**** Data lines

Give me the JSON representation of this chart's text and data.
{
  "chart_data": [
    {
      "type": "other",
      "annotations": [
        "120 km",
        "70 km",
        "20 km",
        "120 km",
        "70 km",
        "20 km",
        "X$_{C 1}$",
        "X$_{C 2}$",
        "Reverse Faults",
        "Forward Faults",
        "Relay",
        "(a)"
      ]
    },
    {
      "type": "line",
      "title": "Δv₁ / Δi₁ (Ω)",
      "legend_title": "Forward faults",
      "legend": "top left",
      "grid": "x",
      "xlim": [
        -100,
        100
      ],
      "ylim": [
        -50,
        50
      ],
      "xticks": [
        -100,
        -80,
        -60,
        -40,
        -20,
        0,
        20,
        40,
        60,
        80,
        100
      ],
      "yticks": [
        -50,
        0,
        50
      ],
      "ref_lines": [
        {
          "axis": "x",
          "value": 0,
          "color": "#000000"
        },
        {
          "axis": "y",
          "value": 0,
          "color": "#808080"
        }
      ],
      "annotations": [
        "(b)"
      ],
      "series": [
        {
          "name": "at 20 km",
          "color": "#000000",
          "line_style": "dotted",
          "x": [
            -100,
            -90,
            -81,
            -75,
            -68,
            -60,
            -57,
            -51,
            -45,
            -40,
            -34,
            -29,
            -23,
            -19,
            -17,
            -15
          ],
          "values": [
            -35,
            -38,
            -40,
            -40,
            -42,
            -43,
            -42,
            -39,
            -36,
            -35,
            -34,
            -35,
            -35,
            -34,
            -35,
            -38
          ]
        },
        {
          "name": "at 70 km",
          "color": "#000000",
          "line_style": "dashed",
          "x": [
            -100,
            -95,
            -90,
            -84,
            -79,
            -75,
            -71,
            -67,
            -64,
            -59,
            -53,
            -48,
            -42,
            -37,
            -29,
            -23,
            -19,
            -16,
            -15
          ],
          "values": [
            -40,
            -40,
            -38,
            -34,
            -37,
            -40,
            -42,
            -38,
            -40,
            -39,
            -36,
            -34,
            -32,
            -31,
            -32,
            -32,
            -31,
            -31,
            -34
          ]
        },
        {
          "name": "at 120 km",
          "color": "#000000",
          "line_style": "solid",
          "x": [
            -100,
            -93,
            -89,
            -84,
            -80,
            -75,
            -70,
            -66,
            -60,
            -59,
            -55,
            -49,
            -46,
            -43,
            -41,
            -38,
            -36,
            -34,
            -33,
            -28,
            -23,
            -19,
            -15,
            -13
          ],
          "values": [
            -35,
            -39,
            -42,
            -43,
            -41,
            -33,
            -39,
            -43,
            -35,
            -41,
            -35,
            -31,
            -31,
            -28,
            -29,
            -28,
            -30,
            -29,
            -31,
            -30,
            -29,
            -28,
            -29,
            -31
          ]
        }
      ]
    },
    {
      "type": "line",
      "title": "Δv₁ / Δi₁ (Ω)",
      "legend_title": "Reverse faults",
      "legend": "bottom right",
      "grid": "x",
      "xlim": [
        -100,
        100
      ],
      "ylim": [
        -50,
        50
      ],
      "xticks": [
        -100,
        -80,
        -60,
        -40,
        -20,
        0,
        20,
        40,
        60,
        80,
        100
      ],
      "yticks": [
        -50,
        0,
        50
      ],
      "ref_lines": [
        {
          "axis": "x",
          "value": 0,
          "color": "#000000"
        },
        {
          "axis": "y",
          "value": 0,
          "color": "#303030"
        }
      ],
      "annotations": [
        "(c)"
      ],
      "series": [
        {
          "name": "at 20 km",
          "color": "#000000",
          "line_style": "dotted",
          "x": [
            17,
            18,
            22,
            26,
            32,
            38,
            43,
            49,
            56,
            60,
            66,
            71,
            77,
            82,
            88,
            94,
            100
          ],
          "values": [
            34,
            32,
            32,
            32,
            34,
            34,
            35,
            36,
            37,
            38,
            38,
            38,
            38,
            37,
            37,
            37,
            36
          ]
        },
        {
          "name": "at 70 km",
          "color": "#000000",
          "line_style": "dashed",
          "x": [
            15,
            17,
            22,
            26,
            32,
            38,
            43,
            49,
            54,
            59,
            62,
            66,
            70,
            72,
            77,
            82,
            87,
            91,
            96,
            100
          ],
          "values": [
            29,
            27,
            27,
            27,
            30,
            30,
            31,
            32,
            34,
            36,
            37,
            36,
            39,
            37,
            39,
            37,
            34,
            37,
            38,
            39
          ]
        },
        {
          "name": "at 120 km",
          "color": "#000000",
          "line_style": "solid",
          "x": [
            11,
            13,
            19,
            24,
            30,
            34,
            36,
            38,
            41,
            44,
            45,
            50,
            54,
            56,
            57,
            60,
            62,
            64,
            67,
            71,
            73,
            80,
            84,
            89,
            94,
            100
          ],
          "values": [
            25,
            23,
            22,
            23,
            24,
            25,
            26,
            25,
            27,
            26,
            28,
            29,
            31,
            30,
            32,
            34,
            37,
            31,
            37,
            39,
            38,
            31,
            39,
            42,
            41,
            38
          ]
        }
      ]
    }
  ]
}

********
**** Data lines

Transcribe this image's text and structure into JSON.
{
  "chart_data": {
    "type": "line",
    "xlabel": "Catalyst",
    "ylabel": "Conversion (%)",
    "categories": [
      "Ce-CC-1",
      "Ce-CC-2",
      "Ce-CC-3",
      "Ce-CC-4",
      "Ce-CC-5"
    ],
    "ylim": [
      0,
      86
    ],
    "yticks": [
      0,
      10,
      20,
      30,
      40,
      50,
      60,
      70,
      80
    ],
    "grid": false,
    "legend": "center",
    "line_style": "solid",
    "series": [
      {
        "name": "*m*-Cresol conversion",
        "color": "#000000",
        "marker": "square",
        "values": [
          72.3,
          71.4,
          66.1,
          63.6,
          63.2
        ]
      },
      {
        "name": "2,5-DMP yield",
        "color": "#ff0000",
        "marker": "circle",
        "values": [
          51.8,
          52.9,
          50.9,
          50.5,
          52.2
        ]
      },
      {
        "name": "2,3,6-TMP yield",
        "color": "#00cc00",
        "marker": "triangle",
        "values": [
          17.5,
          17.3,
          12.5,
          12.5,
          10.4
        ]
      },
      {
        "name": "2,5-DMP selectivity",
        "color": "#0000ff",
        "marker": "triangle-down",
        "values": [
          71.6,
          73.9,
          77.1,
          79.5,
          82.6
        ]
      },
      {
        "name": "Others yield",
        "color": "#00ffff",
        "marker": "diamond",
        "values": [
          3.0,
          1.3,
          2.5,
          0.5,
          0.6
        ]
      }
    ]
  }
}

********
**** Data lines

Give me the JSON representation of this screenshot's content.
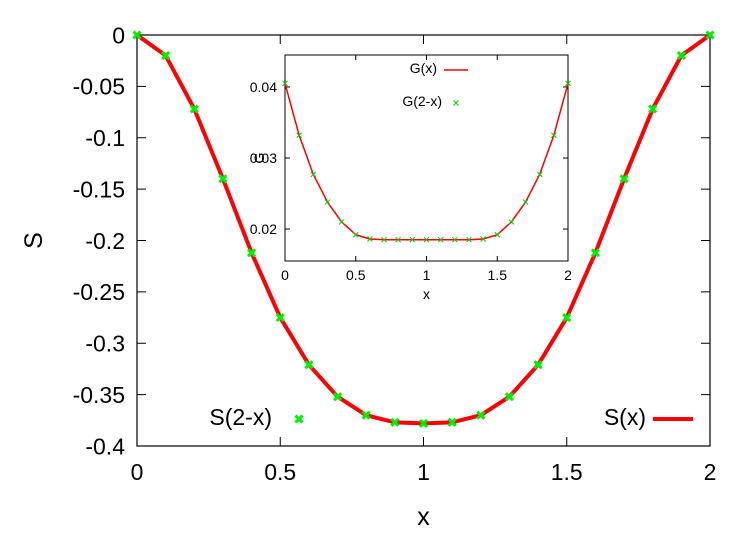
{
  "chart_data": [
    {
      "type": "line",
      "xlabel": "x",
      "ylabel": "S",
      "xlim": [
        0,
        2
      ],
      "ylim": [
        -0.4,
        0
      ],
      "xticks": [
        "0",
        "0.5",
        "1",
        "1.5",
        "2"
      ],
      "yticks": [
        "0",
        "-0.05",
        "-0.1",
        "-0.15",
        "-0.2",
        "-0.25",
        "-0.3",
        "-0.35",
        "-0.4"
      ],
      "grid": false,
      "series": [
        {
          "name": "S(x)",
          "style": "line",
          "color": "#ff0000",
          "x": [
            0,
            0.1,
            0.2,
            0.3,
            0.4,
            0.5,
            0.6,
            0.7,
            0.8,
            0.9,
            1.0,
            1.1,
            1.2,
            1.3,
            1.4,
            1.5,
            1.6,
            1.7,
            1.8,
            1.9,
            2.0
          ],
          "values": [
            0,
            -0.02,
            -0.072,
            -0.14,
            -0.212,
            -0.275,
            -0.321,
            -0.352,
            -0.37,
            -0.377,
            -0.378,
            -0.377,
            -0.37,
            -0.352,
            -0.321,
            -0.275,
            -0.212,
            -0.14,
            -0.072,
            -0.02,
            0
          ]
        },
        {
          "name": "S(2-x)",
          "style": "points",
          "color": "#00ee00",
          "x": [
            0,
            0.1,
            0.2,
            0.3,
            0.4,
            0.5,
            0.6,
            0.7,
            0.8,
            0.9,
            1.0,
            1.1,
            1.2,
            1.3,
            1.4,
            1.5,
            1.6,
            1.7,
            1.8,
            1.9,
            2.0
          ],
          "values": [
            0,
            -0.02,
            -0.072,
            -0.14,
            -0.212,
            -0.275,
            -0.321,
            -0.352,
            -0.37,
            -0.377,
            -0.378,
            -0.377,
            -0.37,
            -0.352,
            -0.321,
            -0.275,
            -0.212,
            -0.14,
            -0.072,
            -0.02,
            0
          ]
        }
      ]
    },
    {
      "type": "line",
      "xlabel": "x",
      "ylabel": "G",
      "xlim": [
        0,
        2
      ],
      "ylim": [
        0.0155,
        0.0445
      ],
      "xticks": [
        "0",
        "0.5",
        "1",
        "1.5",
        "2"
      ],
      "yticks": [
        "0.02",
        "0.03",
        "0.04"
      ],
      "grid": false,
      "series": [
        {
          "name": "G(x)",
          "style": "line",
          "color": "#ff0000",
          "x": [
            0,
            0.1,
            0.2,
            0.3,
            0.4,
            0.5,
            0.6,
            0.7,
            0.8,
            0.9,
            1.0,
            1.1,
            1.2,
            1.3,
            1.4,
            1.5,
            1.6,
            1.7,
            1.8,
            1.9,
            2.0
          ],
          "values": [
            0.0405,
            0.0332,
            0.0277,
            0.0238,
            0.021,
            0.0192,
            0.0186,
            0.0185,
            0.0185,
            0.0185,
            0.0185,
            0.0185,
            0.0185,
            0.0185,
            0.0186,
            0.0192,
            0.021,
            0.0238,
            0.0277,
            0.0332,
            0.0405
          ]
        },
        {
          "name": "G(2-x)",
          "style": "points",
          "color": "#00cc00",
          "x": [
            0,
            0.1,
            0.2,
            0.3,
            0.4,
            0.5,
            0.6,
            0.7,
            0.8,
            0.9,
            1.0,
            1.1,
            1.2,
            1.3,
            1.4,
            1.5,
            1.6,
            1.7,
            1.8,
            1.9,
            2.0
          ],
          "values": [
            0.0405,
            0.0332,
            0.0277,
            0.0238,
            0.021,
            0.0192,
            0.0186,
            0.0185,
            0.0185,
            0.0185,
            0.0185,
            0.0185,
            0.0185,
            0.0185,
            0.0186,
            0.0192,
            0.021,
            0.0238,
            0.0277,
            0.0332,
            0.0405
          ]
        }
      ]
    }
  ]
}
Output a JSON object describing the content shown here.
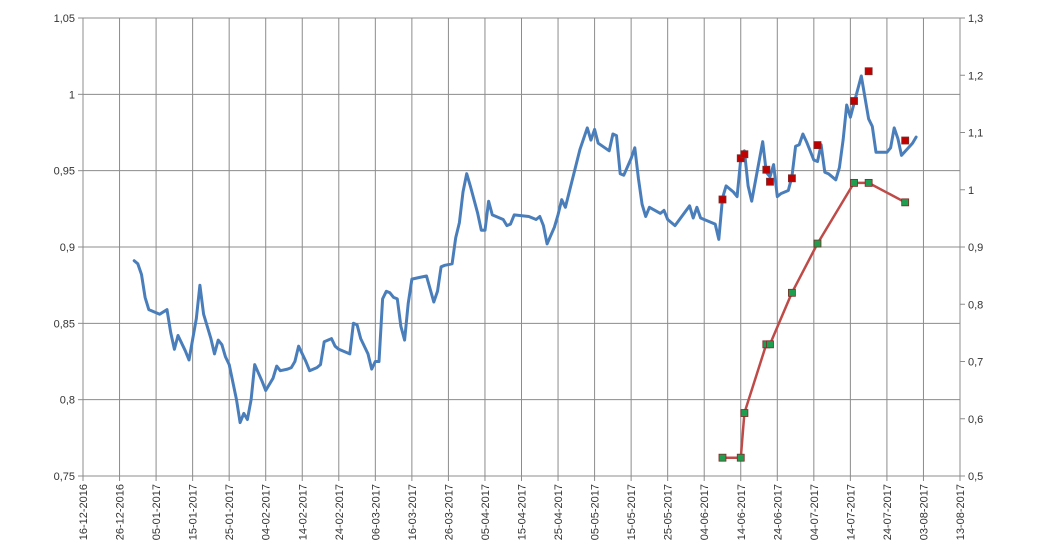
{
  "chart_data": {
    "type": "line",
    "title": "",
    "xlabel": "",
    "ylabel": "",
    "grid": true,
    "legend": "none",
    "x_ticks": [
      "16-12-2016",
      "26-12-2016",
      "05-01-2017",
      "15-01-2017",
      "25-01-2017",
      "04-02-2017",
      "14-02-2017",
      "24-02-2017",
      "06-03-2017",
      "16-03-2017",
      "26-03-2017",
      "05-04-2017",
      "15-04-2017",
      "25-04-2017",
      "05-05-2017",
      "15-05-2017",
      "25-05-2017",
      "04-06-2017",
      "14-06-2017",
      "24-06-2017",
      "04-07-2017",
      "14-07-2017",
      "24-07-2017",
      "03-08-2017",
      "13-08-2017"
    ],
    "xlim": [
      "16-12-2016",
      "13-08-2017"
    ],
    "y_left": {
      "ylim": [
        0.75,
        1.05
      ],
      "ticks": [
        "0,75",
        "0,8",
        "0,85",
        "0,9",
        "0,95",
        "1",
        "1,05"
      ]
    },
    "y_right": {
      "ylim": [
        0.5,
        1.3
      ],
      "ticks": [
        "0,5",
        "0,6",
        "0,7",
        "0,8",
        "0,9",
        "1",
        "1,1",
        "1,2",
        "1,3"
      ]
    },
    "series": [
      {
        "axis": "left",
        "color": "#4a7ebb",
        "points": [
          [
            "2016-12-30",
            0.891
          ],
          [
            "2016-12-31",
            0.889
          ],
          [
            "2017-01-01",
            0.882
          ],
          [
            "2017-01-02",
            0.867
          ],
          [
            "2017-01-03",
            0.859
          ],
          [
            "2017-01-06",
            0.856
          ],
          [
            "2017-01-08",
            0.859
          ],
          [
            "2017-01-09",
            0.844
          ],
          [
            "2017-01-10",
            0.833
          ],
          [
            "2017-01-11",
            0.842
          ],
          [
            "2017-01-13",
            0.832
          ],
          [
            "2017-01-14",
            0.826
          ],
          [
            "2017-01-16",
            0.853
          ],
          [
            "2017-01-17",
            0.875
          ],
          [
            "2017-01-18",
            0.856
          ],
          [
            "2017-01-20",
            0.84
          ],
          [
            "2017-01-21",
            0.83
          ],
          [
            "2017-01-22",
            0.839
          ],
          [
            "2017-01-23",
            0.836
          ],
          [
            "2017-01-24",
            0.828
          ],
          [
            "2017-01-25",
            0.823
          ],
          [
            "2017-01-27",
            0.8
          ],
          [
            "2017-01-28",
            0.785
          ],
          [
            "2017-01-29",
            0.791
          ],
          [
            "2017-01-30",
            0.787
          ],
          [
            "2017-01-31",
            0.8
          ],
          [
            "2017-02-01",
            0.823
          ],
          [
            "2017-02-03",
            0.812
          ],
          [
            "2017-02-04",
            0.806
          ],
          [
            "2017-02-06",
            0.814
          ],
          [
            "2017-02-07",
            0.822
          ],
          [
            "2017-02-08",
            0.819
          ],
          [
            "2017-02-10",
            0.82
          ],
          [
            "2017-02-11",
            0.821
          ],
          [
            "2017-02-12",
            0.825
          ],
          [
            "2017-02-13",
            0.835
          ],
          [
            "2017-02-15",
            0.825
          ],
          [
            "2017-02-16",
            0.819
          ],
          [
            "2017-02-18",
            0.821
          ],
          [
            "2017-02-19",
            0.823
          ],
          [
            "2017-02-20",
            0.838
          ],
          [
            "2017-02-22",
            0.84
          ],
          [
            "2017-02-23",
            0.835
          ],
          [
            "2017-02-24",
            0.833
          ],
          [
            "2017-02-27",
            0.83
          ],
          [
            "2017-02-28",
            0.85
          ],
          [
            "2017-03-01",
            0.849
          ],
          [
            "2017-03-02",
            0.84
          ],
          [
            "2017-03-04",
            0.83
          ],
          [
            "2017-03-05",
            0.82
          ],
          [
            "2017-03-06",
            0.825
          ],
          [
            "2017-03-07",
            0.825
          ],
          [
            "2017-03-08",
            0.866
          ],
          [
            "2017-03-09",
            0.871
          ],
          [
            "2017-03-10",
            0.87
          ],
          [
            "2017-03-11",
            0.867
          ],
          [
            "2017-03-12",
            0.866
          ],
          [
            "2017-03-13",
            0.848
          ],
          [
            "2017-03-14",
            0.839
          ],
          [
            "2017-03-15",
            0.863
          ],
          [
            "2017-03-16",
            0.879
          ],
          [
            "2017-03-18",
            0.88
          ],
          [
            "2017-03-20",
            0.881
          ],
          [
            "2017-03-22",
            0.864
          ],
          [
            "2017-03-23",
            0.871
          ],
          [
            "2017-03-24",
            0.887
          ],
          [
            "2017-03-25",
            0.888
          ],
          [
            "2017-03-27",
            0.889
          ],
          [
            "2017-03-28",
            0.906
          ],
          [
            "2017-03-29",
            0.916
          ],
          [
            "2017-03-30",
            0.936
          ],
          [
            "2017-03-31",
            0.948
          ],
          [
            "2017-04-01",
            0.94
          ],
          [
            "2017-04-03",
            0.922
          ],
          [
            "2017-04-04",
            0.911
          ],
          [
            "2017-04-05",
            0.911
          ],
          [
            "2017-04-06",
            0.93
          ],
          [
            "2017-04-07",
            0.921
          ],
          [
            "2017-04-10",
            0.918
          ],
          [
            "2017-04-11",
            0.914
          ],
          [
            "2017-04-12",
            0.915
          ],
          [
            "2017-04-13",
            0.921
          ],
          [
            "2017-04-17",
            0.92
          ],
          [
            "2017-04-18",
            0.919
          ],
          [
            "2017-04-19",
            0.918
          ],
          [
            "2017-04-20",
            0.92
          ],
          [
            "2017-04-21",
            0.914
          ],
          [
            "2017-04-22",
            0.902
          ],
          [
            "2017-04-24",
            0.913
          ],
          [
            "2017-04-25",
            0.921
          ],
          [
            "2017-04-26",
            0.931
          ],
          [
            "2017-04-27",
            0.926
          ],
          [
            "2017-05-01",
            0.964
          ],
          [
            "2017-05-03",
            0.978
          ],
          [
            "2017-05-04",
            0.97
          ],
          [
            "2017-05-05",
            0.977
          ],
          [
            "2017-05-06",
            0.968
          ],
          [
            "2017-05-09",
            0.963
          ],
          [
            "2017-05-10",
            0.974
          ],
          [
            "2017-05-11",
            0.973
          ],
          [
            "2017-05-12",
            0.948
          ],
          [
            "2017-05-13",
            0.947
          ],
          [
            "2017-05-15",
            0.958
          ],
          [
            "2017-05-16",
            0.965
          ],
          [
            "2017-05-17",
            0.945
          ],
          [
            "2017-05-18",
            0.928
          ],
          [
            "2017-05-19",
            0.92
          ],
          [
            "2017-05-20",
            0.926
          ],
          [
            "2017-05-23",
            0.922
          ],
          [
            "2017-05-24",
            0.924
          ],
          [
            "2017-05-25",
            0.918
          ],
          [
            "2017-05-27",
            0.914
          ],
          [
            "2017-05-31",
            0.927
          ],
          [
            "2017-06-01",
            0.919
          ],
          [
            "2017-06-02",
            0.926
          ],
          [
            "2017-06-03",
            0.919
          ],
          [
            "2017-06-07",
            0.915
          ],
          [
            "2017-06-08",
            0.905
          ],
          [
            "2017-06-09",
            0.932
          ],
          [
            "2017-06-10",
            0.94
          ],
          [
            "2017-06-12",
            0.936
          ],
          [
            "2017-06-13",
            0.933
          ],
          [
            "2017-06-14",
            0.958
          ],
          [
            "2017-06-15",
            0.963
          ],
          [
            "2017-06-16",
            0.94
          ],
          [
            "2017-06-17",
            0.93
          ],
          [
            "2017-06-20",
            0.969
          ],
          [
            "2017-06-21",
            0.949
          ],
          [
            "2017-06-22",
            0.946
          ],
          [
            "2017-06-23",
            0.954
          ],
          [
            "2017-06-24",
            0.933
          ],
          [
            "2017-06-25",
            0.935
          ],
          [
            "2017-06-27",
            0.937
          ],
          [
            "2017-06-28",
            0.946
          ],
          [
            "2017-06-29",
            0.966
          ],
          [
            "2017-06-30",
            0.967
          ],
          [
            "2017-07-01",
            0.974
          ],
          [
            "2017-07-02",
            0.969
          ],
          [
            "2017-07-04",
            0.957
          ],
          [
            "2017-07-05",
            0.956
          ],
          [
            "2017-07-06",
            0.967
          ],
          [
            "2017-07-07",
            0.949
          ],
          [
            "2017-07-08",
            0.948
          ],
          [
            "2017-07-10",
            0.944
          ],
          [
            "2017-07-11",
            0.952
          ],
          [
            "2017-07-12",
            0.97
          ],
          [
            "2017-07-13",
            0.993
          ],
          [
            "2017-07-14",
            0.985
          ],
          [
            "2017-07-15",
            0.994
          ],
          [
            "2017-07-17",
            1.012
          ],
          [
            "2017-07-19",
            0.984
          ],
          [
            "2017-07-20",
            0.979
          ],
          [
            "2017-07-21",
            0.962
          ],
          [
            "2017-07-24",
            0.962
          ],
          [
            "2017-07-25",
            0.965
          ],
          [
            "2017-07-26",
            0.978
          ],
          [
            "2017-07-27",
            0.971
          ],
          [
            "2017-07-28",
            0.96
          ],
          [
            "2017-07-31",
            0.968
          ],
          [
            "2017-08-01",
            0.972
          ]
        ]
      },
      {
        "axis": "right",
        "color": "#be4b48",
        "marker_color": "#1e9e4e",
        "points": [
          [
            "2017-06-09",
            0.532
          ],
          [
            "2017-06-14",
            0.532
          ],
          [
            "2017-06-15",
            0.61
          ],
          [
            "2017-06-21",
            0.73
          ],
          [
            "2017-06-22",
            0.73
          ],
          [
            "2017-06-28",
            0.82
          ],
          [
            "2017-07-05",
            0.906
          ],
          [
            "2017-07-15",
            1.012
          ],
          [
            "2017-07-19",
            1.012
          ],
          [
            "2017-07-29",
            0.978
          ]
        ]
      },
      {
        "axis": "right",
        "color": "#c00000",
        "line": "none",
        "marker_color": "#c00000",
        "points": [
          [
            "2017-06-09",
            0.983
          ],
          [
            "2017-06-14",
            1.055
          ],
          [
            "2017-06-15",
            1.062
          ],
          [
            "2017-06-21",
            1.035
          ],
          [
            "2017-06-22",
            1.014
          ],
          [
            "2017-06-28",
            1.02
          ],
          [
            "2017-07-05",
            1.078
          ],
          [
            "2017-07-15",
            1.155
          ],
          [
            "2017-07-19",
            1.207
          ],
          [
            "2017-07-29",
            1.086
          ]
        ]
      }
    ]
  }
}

********

## Exercise prompt
Give nothing but the count of lines in the listing above that hold the string "xlabel".

## Answer to the task
4